Given records -
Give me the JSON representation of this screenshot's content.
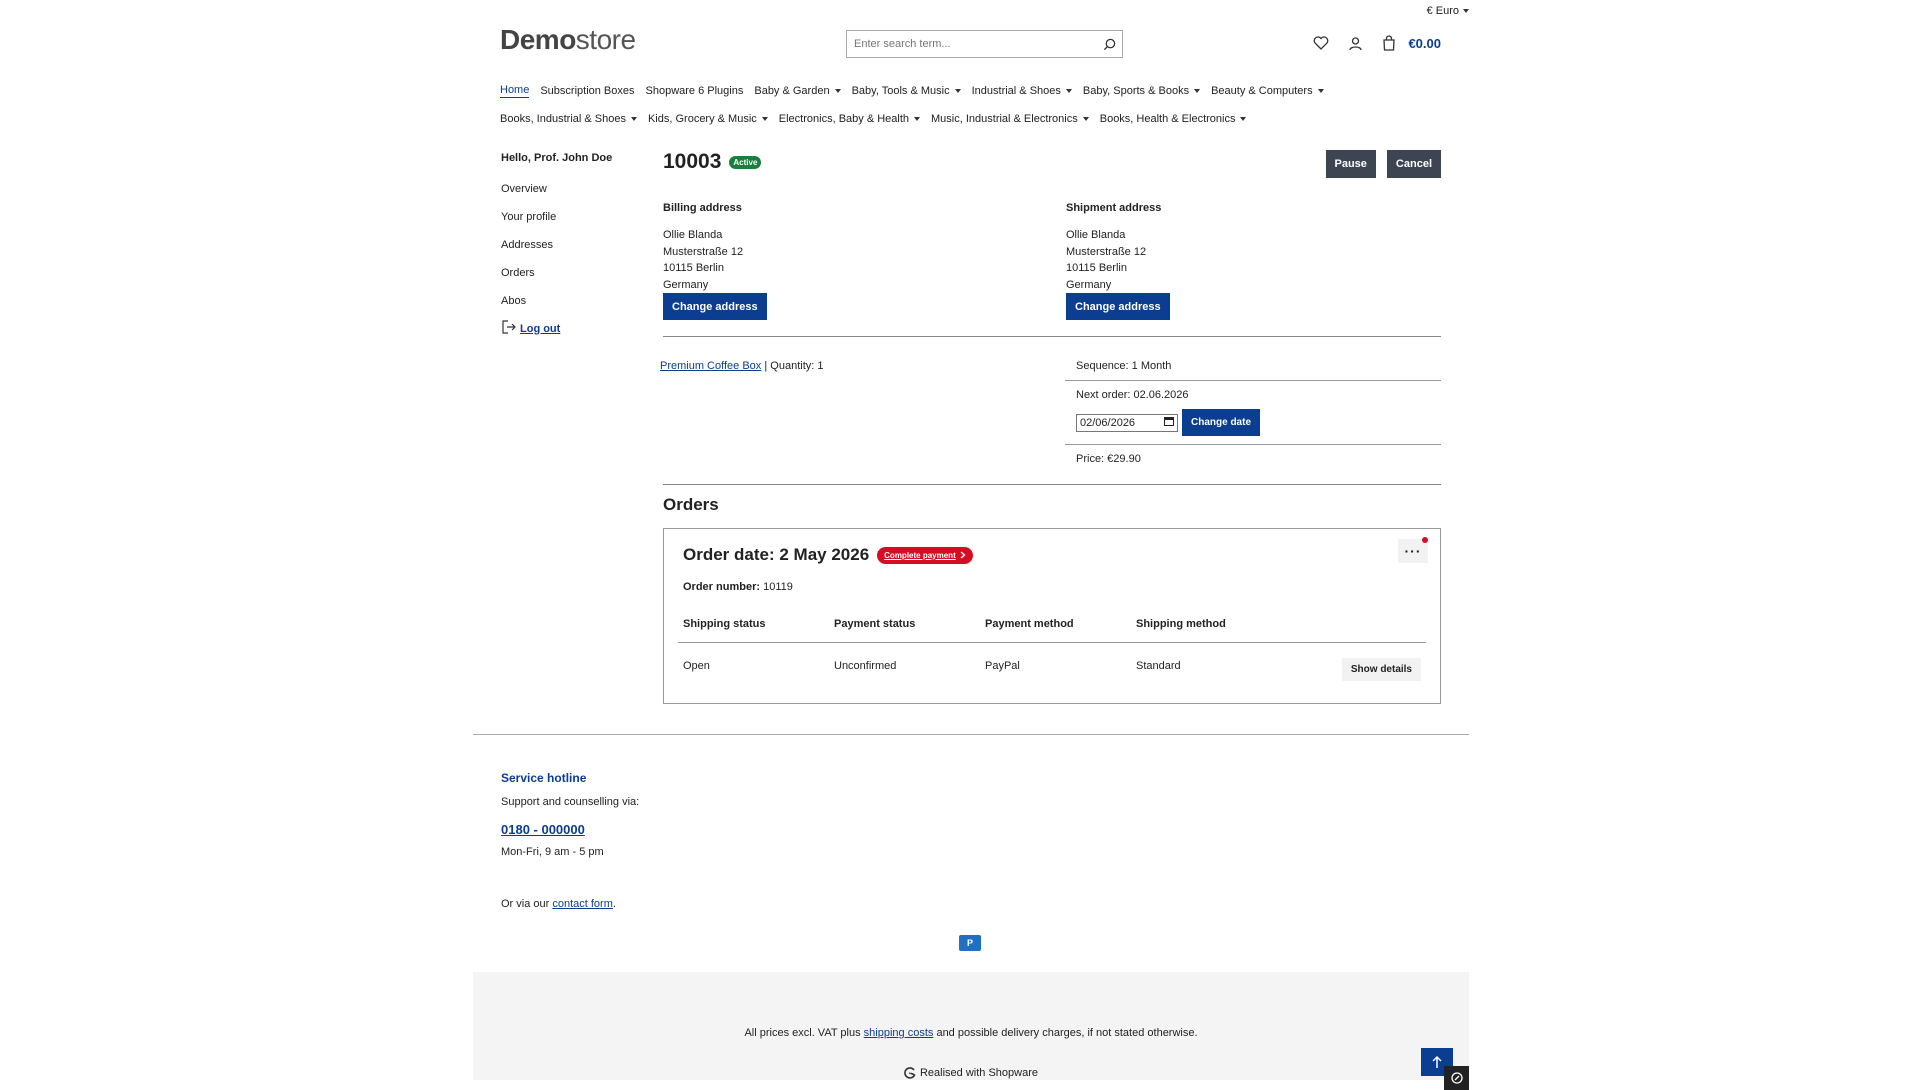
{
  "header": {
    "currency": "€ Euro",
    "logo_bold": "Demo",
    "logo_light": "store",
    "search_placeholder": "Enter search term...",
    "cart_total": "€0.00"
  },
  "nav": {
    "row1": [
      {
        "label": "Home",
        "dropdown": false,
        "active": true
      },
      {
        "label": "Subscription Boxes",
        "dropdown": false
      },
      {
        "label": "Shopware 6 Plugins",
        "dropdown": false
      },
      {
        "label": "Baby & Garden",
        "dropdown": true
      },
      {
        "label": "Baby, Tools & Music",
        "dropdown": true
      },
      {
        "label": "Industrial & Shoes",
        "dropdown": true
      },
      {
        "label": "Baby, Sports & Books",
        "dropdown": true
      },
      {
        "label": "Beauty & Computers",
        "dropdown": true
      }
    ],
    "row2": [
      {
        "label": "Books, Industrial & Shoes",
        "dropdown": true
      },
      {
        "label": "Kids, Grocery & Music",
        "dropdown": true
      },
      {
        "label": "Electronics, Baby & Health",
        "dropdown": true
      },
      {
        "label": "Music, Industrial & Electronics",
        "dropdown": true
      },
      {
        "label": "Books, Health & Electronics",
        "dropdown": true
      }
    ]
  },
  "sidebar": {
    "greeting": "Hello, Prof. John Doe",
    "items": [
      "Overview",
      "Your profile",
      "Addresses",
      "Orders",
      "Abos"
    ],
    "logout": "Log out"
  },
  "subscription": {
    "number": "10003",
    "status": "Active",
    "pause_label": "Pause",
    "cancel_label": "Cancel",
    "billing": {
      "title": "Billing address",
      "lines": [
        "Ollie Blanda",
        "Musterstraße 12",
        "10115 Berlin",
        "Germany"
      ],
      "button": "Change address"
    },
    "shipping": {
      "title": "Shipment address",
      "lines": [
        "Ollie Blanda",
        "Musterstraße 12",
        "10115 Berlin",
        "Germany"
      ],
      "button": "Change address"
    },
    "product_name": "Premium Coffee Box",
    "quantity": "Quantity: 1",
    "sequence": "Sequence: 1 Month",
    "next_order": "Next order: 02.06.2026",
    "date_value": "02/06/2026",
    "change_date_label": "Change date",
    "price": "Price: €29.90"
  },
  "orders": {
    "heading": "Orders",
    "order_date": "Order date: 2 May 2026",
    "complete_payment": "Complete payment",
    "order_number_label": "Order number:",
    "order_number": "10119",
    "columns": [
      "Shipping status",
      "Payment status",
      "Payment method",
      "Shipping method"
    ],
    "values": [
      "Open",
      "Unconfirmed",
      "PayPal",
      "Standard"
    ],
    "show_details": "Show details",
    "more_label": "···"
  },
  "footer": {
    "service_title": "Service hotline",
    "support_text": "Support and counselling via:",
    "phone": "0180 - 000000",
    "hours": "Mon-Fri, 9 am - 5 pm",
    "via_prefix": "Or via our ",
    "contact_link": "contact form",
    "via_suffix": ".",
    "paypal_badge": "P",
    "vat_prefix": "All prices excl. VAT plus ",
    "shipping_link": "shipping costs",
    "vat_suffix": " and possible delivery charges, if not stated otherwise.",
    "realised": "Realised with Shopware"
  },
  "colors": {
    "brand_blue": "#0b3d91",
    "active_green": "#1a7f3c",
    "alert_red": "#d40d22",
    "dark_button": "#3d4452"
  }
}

...

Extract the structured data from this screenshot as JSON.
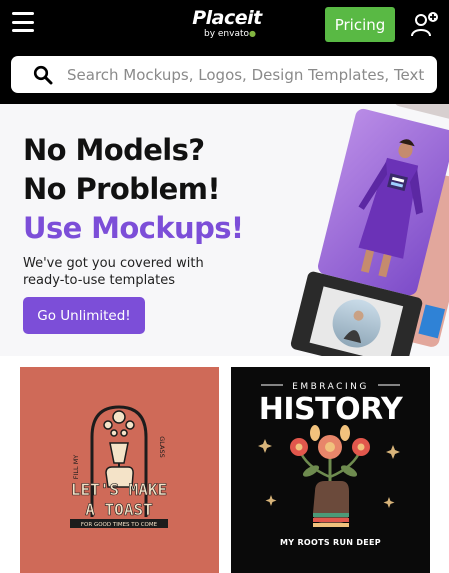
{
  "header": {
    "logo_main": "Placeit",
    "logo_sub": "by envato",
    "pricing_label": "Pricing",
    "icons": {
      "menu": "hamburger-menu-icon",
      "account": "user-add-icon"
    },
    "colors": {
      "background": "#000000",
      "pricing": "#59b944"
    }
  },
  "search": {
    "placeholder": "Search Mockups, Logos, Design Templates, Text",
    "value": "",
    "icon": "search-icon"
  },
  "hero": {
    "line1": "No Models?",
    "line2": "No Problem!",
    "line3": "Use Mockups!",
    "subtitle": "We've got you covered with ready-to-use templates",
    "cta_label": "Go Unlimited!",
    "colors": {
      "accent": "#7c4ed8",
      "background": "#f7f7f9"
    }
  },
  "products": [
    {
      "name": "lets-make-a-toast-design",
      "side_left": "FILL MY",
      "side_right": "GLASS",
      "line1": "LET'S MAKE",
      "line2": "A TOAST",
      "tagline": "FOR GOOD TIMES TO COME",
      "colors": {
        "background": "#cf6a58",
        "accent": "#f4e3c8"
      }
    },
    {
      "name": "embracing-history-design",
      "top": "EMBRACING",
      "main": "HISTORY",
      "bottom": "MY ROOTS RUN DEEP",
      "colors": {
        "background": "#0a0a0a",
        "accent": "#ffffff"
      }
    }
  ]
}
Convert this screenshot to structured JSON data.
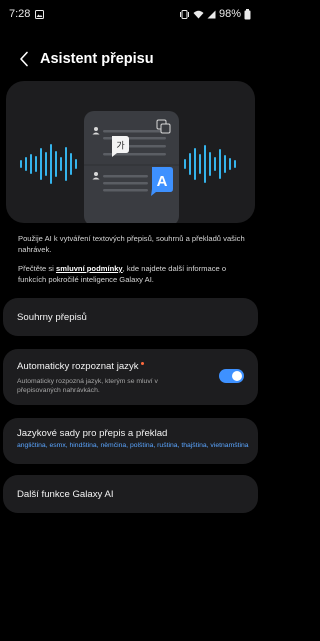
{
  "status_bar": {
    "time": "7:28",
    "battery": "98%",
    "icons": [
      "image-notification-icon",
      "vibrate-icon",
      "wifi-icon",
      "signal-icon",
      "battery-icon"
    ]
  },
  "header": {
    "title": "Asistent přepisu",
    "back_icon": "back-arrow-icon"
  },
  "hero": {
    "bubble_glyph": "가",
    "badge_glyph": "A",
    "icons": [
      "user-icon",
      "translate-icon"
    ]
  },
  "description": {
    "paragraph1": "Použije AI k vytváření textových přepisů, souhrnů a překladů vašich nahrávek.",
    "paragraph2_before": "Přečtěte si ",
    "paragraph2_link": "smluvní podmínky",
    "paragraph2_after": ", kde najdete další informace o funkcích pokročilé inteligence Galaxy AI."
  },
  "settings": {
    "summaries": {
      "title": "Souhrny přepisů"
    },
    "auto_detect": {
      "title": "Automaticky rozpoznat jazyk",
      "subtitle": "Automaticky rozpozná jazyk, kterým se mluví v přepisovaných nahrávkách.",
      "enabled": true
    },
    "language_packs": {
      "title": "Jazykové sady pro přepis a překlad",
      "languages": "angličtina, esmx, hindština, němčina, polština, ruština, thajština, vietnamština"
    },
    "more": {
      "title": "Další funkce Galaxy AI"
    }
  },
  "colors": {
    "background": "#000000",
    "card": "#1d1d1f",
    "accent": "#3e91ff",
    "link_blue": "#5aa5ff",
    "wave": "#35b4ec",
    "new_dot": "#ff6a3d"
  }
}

==

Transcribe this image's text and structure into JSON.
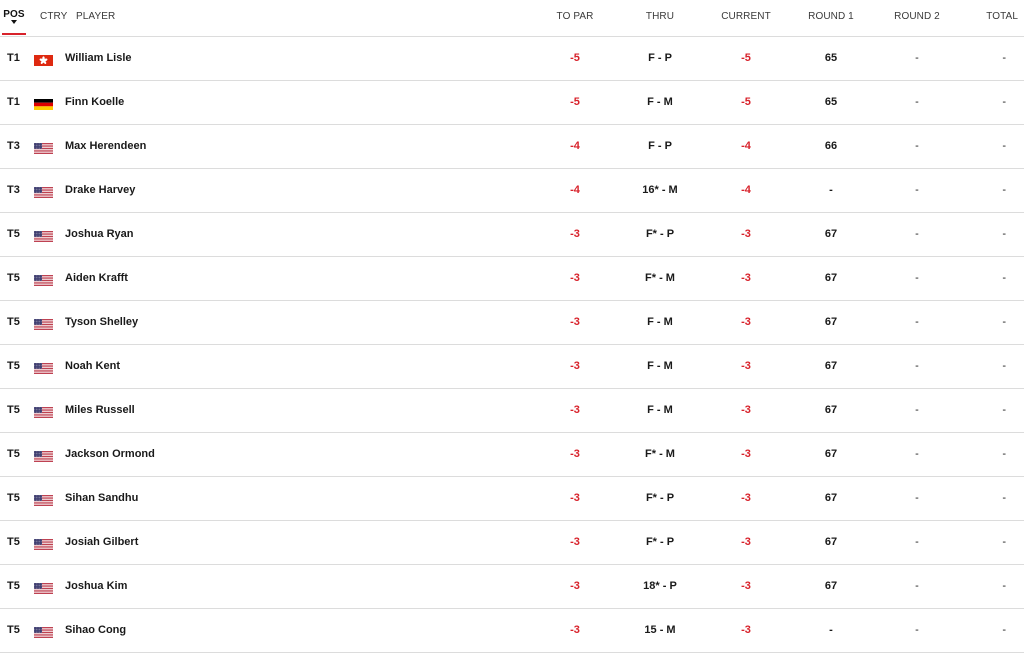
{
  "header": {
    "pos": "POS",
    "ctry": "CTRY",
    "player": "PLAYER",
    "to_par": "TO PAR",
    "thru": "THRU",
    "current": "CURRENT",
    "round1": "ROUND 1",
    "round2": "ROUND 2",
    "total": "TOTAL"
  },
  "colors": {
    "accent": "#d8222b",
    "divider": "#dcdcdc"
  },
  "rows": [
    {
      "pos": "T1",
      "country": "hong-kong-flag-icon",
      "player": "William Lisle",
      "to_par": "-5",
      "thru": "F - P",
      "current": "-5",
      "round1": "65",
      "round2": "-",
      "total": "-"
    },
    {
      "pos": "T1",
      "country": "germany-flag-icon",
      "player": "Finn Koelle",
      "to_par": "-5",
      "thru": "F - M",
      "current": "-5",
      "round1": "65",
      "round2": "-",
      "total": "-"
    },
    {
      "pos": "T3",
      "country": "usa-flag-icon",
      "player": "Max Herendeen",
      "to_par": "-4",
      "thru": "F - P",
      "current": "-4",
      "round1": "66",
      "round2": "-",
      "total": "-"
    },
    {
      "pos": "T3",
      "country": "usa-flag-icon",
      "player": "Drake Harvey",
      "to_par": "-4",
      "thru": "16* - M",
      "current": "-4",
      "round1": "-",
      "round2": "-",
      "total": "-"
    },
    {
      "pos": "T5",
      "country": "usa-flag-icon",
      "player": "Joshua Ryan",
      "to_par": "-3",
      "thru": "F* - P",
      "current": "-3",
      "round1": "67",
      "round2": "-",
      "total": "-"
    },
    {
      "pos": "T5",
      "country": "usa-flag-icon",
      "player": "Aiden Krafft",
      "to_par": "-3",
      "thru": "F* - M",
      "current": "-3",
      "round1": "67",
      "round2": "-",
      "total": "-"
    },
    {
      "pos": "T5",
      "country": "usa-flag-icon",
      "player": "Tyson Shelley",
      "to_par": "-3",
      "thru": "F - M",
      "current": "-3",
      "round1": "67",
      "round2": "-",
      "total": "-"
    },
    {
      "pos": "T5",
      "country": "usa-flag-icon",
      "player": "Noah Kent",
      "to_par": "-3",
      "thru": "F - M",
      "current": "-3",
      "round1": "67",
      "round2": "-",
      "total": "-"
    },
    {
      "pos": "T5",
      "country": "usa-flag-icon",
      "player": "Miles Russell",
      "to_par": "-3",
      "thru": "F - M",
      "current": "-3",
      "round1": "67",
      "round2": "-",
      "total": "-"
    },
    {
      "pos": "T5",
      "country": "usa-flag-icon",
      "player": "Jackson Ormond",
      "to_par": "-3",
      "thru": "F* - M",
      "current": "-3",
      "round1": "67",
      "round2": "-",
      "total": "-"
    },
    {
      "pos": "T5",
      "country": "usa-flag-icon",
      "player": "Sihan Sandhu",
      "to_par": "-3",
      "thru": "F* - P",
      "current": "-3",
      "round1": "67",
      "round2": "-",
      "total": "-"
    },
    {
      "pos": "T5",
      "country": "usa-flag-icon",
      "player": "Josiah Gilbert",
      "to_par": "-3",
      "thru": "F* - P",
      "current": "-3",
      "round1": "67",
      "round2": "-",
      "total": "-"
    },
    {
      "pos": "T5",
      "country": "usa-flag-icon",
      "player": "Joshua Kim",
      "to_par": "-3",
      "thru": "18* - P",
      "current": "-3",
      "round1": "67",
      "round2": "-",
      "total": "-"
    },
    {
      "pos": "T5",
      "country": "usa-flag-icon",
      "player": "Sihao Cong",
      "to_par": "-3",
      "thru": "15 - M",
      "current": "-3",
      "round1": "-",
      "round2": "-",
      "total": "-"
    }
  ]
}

Given exercise - Among these entries, how many lines include the string "Shoes"? Reply with the number by itself.

Written answer - 2